### Work task
All of the records below are to be copied exactly.

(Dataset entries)

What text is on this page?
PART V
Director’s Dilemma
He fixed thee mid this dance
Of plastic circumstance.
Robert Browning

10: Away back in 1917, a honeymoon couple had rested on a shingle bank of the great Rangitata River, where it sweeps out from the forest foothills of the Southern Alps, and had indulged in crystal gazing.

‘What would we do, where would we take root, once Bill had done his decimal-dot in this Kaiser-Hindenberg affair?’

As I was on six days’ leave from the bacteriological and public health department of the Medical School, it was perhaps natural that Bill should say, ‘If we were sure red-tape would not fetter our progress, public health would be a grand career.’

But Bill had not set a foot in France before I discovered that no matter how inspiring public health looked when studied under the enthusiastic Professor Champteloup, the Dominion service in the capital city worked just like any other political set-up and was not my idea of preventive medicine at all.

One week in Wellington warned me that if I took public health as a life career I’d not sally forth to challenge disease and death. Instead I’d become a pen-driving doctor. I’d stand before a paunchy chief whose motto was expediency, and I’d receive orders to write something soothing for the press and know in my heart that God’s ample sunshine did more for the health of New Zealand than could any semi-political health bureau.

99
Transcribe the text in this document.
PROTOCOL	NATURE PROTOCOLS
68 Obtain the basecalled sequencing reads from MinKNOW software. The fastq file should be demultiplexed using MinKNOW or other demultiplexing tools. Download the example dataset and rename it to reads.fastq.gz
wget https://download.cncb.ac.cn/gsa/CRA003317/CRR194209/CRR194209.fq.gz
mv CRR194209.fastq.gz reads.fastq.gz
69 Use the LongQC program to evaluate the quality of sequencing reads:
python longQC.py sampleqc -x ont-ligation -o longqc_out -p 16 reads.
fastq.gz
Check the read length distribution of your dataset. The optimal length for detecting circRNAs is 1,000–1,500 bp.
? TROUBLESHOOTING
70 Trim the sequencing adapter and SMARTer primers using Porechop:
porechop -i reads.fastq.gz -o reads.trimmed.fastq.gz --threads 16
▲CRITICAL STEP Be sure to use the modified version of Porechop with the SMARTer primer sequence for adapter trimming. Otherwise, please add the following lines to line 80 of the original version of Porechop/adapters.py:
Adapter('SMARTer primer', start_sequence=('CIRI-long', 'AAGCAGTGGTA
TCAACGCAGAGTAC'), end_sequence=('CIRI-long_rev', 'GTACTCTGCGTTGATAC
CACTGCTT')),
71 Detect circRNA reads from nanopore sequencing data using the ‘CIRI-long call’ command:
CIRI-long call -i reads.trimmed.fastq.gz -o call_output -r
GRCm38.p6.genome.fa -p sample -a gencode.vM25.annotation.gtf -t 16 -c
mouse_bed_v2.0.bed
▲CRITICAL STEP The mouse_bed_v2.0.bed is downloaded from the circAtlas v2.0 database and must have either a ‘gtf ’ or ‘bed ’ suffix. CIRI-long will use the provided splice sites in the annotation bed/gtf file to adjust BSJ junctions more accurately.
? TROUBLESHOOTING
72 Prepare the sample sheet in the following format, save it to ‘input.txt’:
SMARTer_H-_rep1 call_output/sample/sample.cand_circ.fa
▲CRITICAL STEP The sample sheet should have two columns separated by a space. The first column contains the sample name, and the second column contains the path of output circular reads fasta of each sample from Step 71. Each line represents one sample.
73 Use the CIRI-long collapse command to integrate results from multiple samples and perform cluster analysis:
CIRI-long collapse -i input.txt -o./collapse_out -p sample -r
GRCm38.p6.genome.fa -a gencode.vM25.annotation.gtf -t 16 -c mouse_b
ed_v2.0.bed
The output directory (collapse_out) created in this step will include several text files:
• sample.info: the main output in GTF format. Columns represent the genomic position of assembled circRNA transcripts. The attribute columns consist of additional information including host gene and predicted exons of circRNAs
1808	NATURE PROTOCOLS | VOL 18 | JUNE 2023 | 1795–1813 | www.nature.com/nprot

### Solution to this exercise
What text is on this page?
PART V
Director’s Dilemma
He fixed thee mid this dance
Of plastic circumstance.
Robert Browning

10: Away back in 1917, a honeymoon couple had rested on a shingle bank of the great Rangitata River, where it sweeps out from the forest foothills of the Southern Alps, and had indulged in crystal gazing.

‘What would we do, where would we take root, once Bill had done his decimal-dot in this Kaiser-Hindenberg affair?’

As I was on six days’ leave from the bacteriological and public health department of the Medical School, it was perhaps natural that Bill should say, ‘If we were sure red-tape would not fetter our progress, public health would be a grand career.’

But Bill had not set a foot in France before I discovered that no matter how inspiring public health looked when studied under the enthusiastic Professor Champteloup, the Dominion service in the capital city worked just like any other political set-up and was not my idea of preventive medicine at all.

One week in Wellington warned me that if I took public health as a life career I’d not sally forth to challenge disease and death. Instead I’d become a pen-driving doctor. I’d stand before a paunchy chief whose motto was expediency, and I’d receive orders to write something soothing for the press and know in my heart that God’s ample sunshine did more for the health of New Zealand than could any semi-political health bureau.

99
Transcribe the text in this document.
PROTOCOL	NATURE PROTOCOLS
68 Obtain the basecalled sequencing reads from MinKNOW software. The fastq file should be demultiplexed using MinKNOW or other demultiplexing tools. Download the example dataset and rename it to reads.fastq.gz
wget https://download.cncb.ac.cn/gsa/CRA003317/CRR194209/CRR194209.fq.gz
mv CRR194209.fastq.gz reads.fastq.gz
69 Use the LongQC program to evaluate the quality of sequencing reads:
python longQC.py sampleqc -x ont-ligation -o longqc_out -p 16 reads.
fastq.gz
Check the read length distribution of your dataset. The optimal length for detecting circRNAs is 1,000–1,500 bp.
? TROUBLESHOOTING
70 Trim the sequencing adapter and SMARTer primers using Porechop:
porechop -i reads.fastq.gz -o reads.trimmed.fastq.gz --threads 16
▲CRITICAL STEP Be sure to use the modified version of Porechop with the SMARTer primer sequence for adapter trimming. Otherwise, please add the following lines to line 80 of the original version of Porechop/adapters.py:
Adapter('SMARTer primer', start_sequence=('CIRI-long', 'AAGCAGTGGTA
TCAACGCAGAGTAC'), end_sequence=('CIRI-long_rev', 'GTACTCTGCGTTGATAC
CACTGCTT')),
71 Detect circRNA reads from nanopore sequencing data using the ‘CIRI-long call’ command:
CIRI-long call -i reads.trimmed.fastq.gz -o call_output -r
GRCm38.p6.genome.fa -p sample -a gencode.vM25.annotation.gtf -t 16 -c
mouse_bed_v2.0.bed
▲CRITICAL STEP The mouse_bed_v2.0.bed is downloaded from the circAtlas v2.0 database and must have either a ‘gtf ’ or ‘bed ’ suffix. CIRI-long will use the provided splice sites in the annotation bed/gtf file to adjust BSJ junctions more accurately.
? TROUBLESHOOTING
72 Prepare the sample sheet in the following format, save it to ‘input.txt’:
SMARTer_H-_rep1 call_output/sample/sample.cand_circ.fa
▲CRITICAL STEP The sample sheet should have two columns separated by a space. The first column contains the sample name, and the second column contains the path of output circular reads fasta of each sample from Step 71. Each line represents one sample.
73 Use the CIRI-long collapse command to integrate results from multiple samples and perform cluster analysis:
CIRI-long collapse -i input.txt -o./collapse_out -p sample -r
GRCm38.p6.genome.fa -a gencode.vM25.annotation.gtf -t 16 -c mouse_b
ed_v2.0.bed
The output directory (collapse_out) created in this step will include several text files:
• sample.info: the main output in GTF format. Columns represent the genomic position of assembled circRNA transcripts. The attribute columns consist of additional information including host gene and predicted exons of circRNAs
1808	NATURE PROTOCOLS | VOL 18 | JUNE 2023 | 1795–1813 | www.nature.com/nprot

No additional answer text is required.